■ **Exercise**
Among the entries, which lines carry the string "ustraveldocs"? Copy each of them.

--- Begin Entries provided ---

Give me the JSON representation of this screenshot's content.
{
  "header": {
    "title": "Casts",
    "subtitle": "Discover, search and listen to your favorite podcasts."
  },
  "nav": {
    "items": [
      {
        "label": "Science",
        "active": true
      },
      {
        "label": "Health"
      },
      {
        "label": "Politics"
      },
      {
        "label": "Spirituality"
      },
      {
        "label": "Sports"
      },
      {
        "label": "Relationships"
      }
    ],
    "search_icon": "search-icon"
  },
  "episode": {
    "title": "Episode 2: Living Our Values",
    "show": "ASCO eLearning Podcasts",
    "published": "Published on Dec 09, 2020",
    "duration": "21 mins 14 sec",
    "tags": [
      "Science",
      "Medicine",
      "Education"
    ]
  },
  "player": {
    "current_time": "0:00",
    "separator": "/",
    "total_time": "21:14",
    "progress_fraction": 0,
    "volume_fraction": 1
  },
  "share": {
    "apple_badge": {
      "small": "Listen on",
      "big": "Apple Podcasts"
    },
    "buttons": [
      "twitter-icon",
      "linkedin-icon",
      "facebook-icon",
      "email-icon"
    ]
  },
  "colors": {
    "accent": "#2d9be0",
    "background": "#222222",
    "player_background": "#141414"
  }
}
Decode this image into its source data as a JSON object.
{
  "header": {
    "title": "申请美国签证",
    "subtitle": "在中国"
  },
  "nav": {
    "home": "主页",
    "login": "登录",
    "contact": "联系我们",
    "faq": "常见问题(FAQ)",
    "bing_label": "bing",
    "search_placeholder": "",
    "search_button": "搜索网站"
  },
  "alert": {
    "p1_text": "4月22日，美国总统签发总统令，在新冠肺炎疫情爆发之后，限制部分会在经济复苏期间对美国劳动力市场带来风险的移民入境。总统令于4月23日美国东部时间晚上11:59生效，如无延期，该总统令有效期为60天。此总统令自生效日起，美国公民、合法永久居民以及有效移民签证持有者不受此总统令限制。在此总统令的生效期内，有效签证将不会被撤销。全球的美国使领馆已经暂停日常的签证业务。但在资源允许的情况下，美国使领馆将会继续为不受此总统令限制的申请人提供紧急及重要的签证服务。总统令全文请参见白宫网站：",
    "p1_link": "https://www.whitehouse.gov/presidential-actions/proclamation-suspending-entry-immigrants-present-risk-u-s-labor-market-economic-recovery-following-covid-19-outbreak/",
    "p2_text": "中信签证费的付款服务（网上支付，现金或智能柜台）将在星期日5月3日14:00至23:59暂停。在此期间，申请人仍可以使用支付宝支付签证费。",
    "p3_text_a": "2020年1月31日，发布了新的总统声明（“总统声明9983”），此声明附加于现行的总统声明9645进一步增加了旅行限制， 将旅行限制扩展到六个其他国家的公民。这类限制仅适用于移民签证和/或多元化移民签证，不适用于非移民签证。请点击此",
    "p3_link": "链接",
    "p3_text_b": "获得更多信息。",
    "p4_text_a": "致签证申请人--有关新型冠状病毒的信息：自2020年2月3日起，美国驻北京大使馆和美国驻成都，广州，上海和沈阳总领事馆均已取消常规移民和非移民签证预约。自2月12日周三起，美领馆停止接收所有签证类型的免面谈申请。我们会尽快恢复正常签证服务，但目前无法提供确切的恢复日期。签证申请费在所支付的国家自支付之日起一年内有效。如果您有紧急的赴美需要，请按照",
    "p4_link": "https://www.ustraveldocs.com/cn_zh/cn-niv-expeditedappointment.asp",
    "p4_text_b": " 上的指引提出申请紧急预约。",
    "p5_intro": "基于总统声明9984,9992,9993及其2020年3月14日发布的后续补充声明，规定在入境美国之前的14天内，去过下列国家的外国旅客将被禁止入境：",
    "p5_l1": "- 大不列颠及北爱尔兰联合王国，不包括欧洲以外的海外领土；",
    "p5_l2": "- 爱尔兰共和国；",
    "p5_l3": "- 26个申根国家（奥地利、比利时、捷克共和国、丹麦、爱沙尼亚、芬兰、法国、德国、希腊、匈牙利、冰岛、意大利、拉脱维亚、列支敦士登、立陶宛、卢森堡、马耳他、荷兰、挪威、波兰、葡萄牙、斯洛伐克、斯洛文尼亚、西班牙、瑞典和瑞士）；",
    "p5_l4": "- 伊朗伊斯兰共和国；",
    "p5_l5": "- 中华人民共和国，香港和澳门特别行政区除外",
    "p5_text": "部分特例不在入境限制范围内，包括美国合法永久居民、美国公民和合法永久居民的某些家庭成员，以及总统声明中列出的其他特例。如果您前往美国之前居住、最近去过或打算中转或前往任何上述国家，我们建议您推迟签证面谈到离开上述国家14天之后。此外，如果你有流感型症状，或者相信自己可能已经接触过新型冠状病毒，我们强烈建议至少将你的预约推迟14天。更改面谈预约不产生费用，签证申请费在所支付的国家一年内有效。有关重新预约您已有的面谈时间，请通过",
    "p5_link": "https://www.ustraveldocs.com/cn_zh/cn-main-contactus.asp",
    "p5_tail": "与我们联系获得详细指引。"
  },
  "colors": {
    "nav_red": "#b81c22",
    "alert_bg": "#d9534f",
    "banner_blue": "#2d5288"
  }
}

--- End Entries provided ---

■ **The output**
    "p4_link": "https://www.ustraveldocs.com/cn_zh/cn-niv-expeditedappointment.asp",
    "p5_link": "https://www.ustraveldocs.com/cn_zh/cn-main-contactus.asp",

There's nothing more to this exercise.